Could you transcribe every record below exactly as written, leaving out any pictures?

Entries from a dataset
-- start --

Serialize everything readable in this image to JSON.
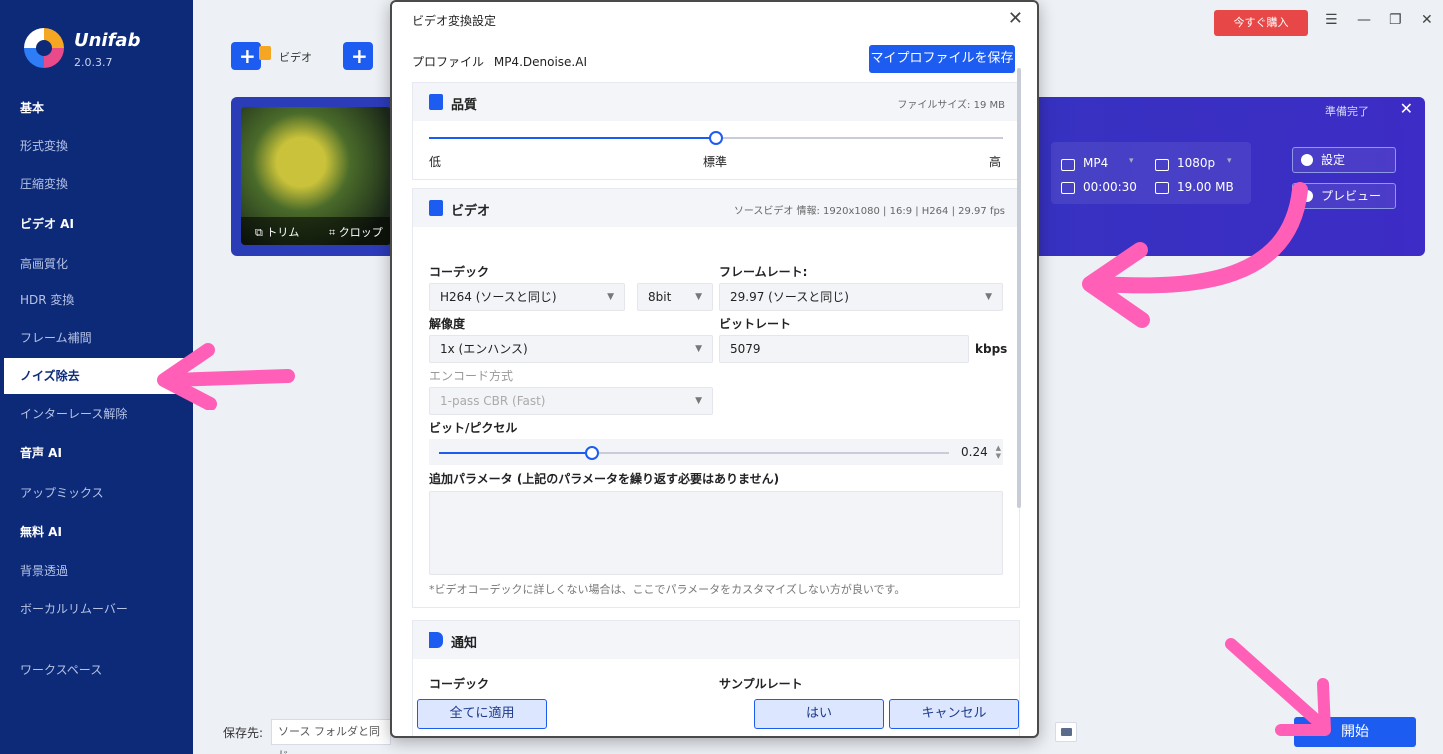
{
  "app": {
    "name": "Unifab",
    "version": "2.0.3.7"
  },
  "sidebar": {
    "items": [
      {
        "label": "基本",
        "kind": "header"
      },
      {
        "label": "形式変換",
        "kind": "item"
      },
      {
        "label": "圧縮変換",
        "kind": "item"
      },
      {
        "label": "ビデオ AI",
        "kind": "header"
      },
      {
        "label": "高画質化",
        "kind": "item"
      },
      {
        "label": "HDR 変換",
        "kind": "item"
      },
      {
        "label": "フレーム補間",
        "kind": "item"
      },
      {
        "label": "ノイズ除去",
        "kind": "active"
      },
      {
        "label": "インターレース解除",
        "kind": "item"
      },
      {
        "label": "音声 AI",
        "kind": "header"
      },
      {
        "label": "アップミックス",
        "kind": "item"
      },
      {
        "label": "無料 AI",
        "kind": "header"
      },
      {
        "label": "背景透過",
        "kind": "item"
      },
      {
        "label": "ボーカルリムーバー",
        "kind": "item"
      },
      {
        "label": "ワークスペース",
        "kind": "item"
      }
    ]
  },
  "toolbar": {
    "add_video_label": "ビデオ",
    "buy_label": "今すぐ購入"
  },
  "task": {
    "status": "準備完了",
    "trim_label": "トリム",
    "crop_label": "クロップ",
    "format": "MP4",
    "resolution": "1080p",
    "duration": "00:00:30",
    "size": "19.00 MB",
    "settings_label": "設定",
    "preview_label": "プレビュー"
  },
  "bottom": {
    "save_label": "保存先:",
    "save_path": "ソース フォルダと同じ",
    "start_label": "開始"
  },
  "dialog": {
    "title": "ビデオ変換設定",
    "profile_label": "プロファイル",
    "profile_value": "MP4.Denoise.AI",
    "save_profile_label": "マイプロファイルを保存",
    "quality": {
      "title": "品質",
      "file_size": "ファイルサイズ:  19 MB",
      "low": "低",
      "standard": "標準",
      "high": "高",
      "level": 0.5
    },
    "video": {
      "title": "ビデオ",
      "source_info": "ソースビデオ 情報: 1920x1080 | 16:9 | H264 | 29.97 fps",
      "codec_label": "コーデック",
      "codec_value": "H264 (ソースと同じ)",
      "bitdepth_value": "8bit",
      "framerate_label": "フレームレート:",
      "framerate_value": "29.97 (ソースと同じ)",
      "resolution_label": "解像度",
      "resolution_value": "1x (エンハンス)",
      "bitrate_label": "ビットレート",
      "bitrate_value": "5079",
      "bitrate_unit": "kbps",
      "encode_label": "エンコード方式",
      "encode_value": "1-pass CBR (Fast)",
      "bpp_label": "ビット/ピクセル",
      "bpp_value": "0.24",
      "bpp_level": 0.3,
      "extra_label": "追加パラメータ (上記のパラメータを繰り返す必要はありません)",
      "hint": "*ビデオコーデックに詳しくない場合は、ここでパラメータをカスタマイズしない方が良いです。"
    },
    "audio": {
      "title": "通知",
      "codec_label": "コーデック",
      "samplerate_label": "サンプルレート"
    },
    "apply_all_label": "全てに適用",
    "ok_label": "はい",
    "cancel_label": "キャンセル"
  },
  "colors": {
    "sidebar": "#0c2a78",
    "accent": "#1d5cf0",
    "buy": "#e84747",
    "annotation": "#ff5fb6"
  },
  "icons": [
    "search-icon",
    "close-icon",
    "menu-icon",
    "minimize-icon",
    "restore-icon",
    "settings-icon",
    "preview-icon",
    "folder-icon"
  ]
}
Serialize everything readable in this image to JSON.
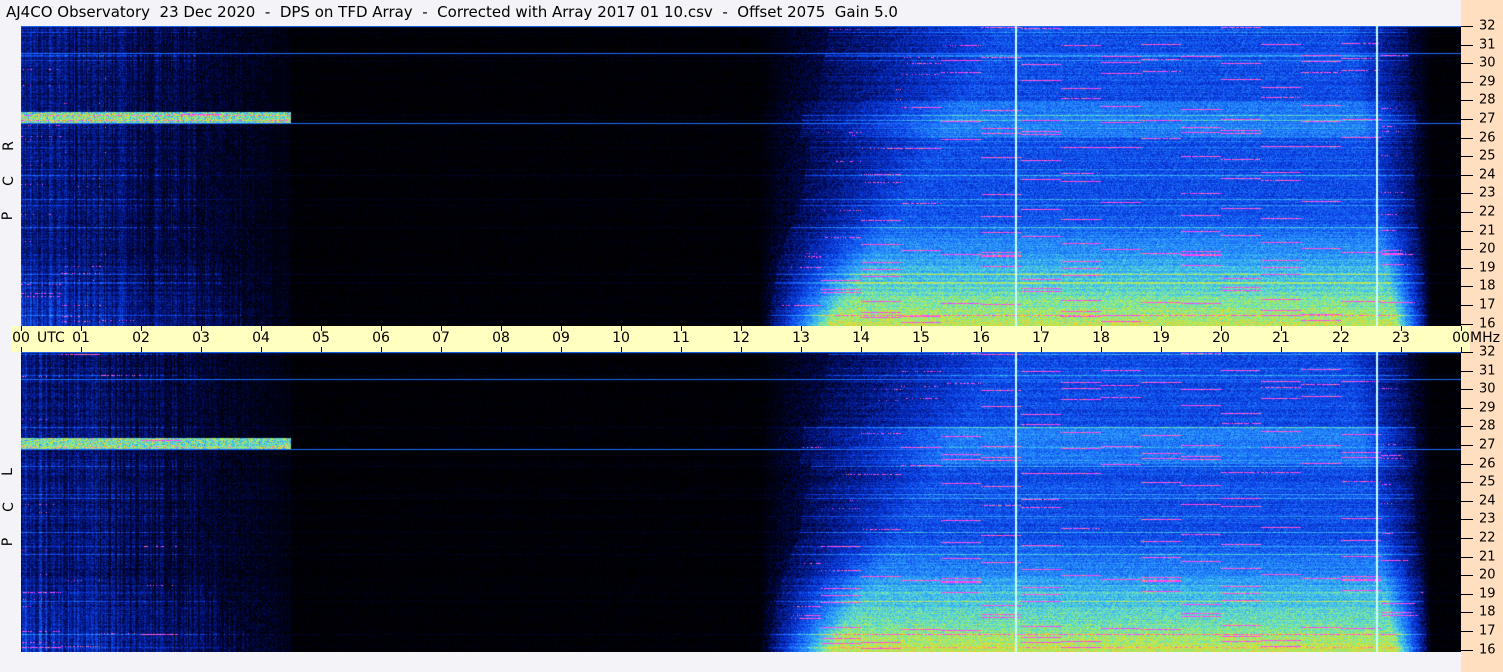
{
  "title": "AJ4CO Observatory  23 Dec 2020  -  DPS on TFD Array  -  Corrected with Array 2017 01 10.csv  -  Offset 2075  Gain 5.0",
  "time_axis": {
    "labels": [
      "00",
      "01",
      "02",
      "03",
      "04",
      "05",
      "06",
      "07",
      "08",
      "09",
      "10",
      "11",
      "12",
      "13",
      "14",
      "15",
      "16",
      "17",
      "18",
      "19",
      "20",
      "21",
      "22",
      "23",
      "00"
    ],
    "utc_label": "UTC",
    "freq_unit": "MHz"
  },
  "freq_axis": {
    "labels": [
      "32",
      "31",
      "30",
      "29",
      "28",
      "27",
      "26",
      "25",
      "24",
      "23",
      "22",
      "21",
      "20",
      "19",
      "18",
      "17",
      "16"
    ]
  },
  "panels": [
    {
      "polarization": [
        "R",
        "C",
        "P"
      ]
    },
    {
      "polarization": [
        "L",
        "C",
        "P"
      ]
    }
  ],
  "colors": {
    "axis_bar": "#ffffc0",
    "freq_axis_bg": "#ffdfc0",
    "background": "#f4f4f8"
  }
}
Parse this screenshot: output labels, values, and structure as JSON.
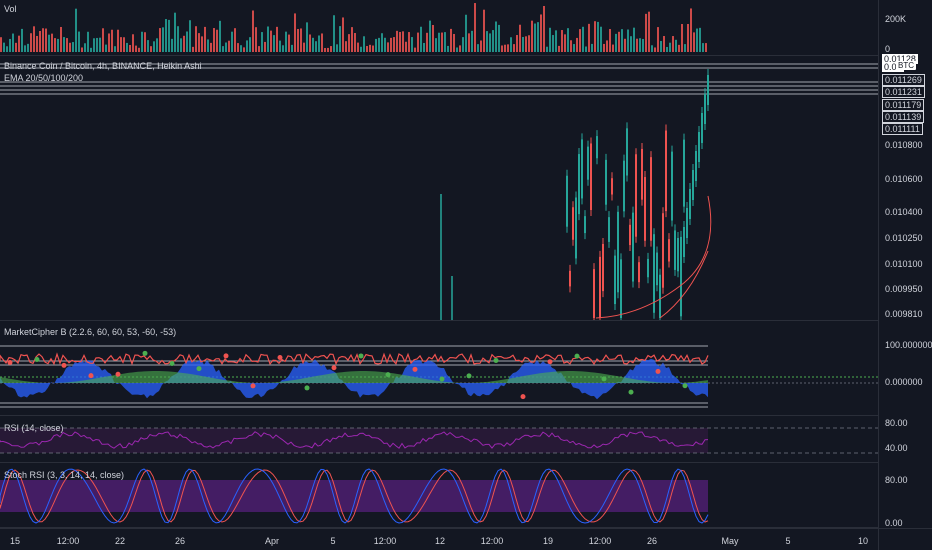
{
  "volume": {
    "title": "Vol",
    "axis_labels": [
      "200K",
      "0"
    ]
  },
  "price": {
    "title": "Binance Coin / Bitcoin, 4h, BINANCE, Heikin Ashi",
    "ema_title": "EMA 20/50/100/200",
    "currency_tag": "BTC",
    "axis_labels": [
      "0.011269",
      "0.011231",
      "0.011179",
      "0.011139",
      "0.011111",
      "0.010800",
      "0.010600",
      "0.010400",
      "0.010250",
      "0.010100",
      "0.009950",
      "0.009810"
    ],
    "current_labels": [
      "0.01128",
      "0.01"
    ]
  },
  "market_cipher": {
    "title": "MarketCipher B (2.2.6, 60, 60, 53, -60, -53)",
    "axis_labels": [
      "100.000000",
      "0.000000"
    ]
  },
  "rsi": {
    "title": "RSI (14, close)",
    "axis_labels": [
      "80.00",
      "40.00"
    ]
  },
  "stoch_rsi": {
    "title": "Stoch RSI (3, 3, 14, 14, close)",
    "axis_labels": [
      "80.00",
      "0.00"
    ]
  },
  "time_axis": {
    "labels": [
      "15",
      "12:00",
      "22",
      "26",
      "Apr",
      "5",
      "12:00",
      "12",
      "12:00",
      "19",
      "12:00",
      "26",
      "May",
      "5",
      "10"
    ]
  },
  "colors": {
    "up": "#26a69a",
    "down": "#ef5350",
    "background": "#131722",
    "wave_blue": "#2962ff",
    "money_flow_green": "#4caf50",
    "rsi_line": "#9c27b0",
    "stoch_k": "#2962ff",
    "stoch_d": "#ef5350",
    "stoch_band": "#4a1e6b"
  }
}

-- end --

◆ The response
Serialize everything readable in this image to JSON.
{
  "app": {
    "name": "Unifab",
    "version": "2.0.3.7"
  },
  "sidebar": {
    "items": [
      {
        "label": "基本",
        "kind": "header"
      },
      {
        "label": "形式変換",
        "kind": "item"
      },
      {
        "label": "圧縮変換",
        "kind": "item"
      },
      {
        "label": "ビデオ AI",
        "kind": "header"
      },
      {
        "label": "高画質化",
        "kind": "item"
      },
      {
        "label": "HDR 変換",
        "kind": "item"
      },
      {
        "label": "フレーム補間",
        "kind": "item"
      },
      {
        "label": "ノイズ除去",
        "kind": "active"
      },
      {
        "label": "インターレース解除",
        "kind": "item"
      },
      {
        "label": "音声 AI",
        "kind": "header"
      },
      {
        "label": "アップミックス",
        "kind": "item"
      },
      {
        "label": "無料 AI",
        "kind": "header"
      },
      {
        "label": "背景透過",
        "kind": "item"
      },
      {
        "label": "ボーカルリムーバー",
        "kind": "item"
      },
      {
        "label": "ワークスペース",
        "kind": "item"
      }
    ]
  },
  "toolbar": {
    "add_video_label": "ビデオ",
    "buy_label": "今すぐ購入"
  },
  "task": {
    "status": "準備完了",
    "trim_label": "トリム",
    "crop_label": "クロップ",
    "format": "MP4",
    "resolution": "1080p",
    "duration": "00:00:30",
    "size": "19.00 MB",
    "settings_label": "設定",
    "preview_label": "プレビュー"
  },
  "bottom": {
    "save_label": "保存先:",
    "save_path": "ソース フォルダと同じ",
    "start_label": "開始"
  },
  "dialog": {
    "title": "ビデオ変換設定",
    "profile_label": "プロファイル",
    "profile_value": "MP4.Denoise.AI",
    "save_profile_label": "マイプロファイルを保存",
    "quality": {
      "title": "品質",
      "file_size": "ファイルサイズ:  19 MB",
      "low": "低",
      "standard": "標準",
      "high": "高",
      "level": 0.5
    },
    "video": {
      "title": "ビデオ",
      "source_info": "ソースビデオ 情報: 1920x1080 | 16:9 | H264 | 29.97 fps",
      "codec_label": "コーデック",
      "codec_value": "H264 (ソースと同じ)",
      "bitdepth_value": "8bit",
      "framerate_label": "フレームレート:",
      "framerate_value": "29.97 (ソースと同じ)",
      "resolution_label": "解像度",
      "resolution_value": "1x (エンハンス)",
      "bitrate_label": "ビットレート",
      "bitrate_value": "5079",
      "bitrate_unit": "kbps",
      "encode_label": "エンコード方式",
      "encode_value": "1-pass CBR (Fast)",
      "bpp_label": "ビット/ピクセル",
      "bpp_value": "0.24",
      "bpp_level": 0.3,
      "extra_label": "追加パラメータ (上記のパラメータを繰り返す必要はありません)",
      "hint": "*ビデオコーデックに詳しくない場合は、ここでパラメータをカスタマイズしない方が良いです。"
    },
    "audio": {
      "title": "通知",
      "codec_label": "コーデック",
      "samplerate_label": "サンプルレート"
    },
    "apply_all_label": "全てに適用",
    "ok_label": "はい",
    "cancel_label": "キャンセル"
  },
  "colors": {
    "sidebar": "#0c2a78",
    "accent": "#1d5cf0",
    "buy": "#e84747",
    "annotation": "#ff5fb6"
  },
  "icons": [
    "search-icon",
    "close-icon",
    "menu-icon",
    "minimize-icon",
    "restore-icon",
    "settings-icon",
    "preview-icon",
    "folder-icon"
  ]
}
Serialize everything readable in this image to JSON.
{
  "title": "AJ4CO Observatory  23 Dec 2020  -  DPS on TFD Array  -  Corrected with Array 2017 01 10.csv  -  Offset 2075  Gain 5.0",
  "time_axis": {
    "labels": [
      "00",
      "01",
      "02",
      "03",
      "04",
      "05",
      "06",
      "07",
      "08",
      "09",
      "10",
      "11",
      "12",
      "13",
      "14",
      "15",
      "16",
      "17",
      "18",
      "19",
      "20",
      "21",
      "22",
      "23",
      "00"
    ],
    "utc_label": "UTC",
    "freq_unit": "MHz"
  },
  "freq_axis": {
    "labels": [
      "32",
      "31",
      "30",
      "29",
      "28",
      "27",
      "26",
      "25",
      "24",
      "23",
      "22",
      "21",
      "20",
      "19",
      "18",
      "17",
      "16"
    ]
  },
  "panels": [
    {
      "polarization": [
        "R",
        "C",
        "P"
      ]
    },
    {
      "polarization": [
        "L",
        "C",
        "P"
      ]
    }
  ],
  "colors": {
    "axis_bar": "#ffffc0",
    "freq_axis_bg": "#ffdfc0",
    "background": "#f4f4f8"
  }
}
Parse this screenshot: output labels, values, and structure as JSON.
{
  "volume": {
    "title": "Vol",
    "axis_labels": [
      "200K",
      "0"
    ]
  },
  "price": {
    "title": "Binance Coin / Bitcoin, 4h, BINANCE, Heikin Ashi",
    "ema_title": "EMA 20/50/100/200",
    "currency_tag": "BTC",
    "axis_labels": [
      "0.011269",
      "0.011231",
      "0.011179",
      "0.011139",
      "0.011111",
      "0.010800",
      "0.010600",
      "0.010400",
      "0.010250",
      "0.010100",
      "0.009950",
      "0.009810"
    ],
    "current_labels": [
      "0.01128",
      "0.01"
    ]
  },
  "market_cipher": {
    "title": "MarketCipher B (2.2.6, 60, 60, 53, -60, -53)",
    "axis_labels": [
      "100.000000",
      "0.000000"
    ]
  },
  "rsi": {
    "title": "RSI (14, close)",
    "axis_labels": [
      "80.00",
      "40.00"
    ]
  },
  "stoch_rsi": {
    "title": "Stoch RSI (3, 3, 14, 14, close)",
    "axis_labels": [
      "80.00",
      "0.00"
    ]
  },
  "time_axis": {
    "labels": [
      "15",
      "12:00",
      "22",
      "26",
      "Apr",
      "5",
      "12:00",
      "12",
      "12:00",
      "19",
      "12:00",
      "26",
      "May",
      "5",
      "10"
    ]
  },
  "colors": {
    "up": "#26a69a",
    "down": "#ef5350",
    "background": "#131722",
    "wave_blue": "#2962ff",
    "money_flow_green": "#4caf50",
    "rsi_line": "#9c27b0",
    "stoch_k": "#2962ff",
    "stoch_d": "#ef5350",
    "stoch_band": "#4a1e6b"
  }
}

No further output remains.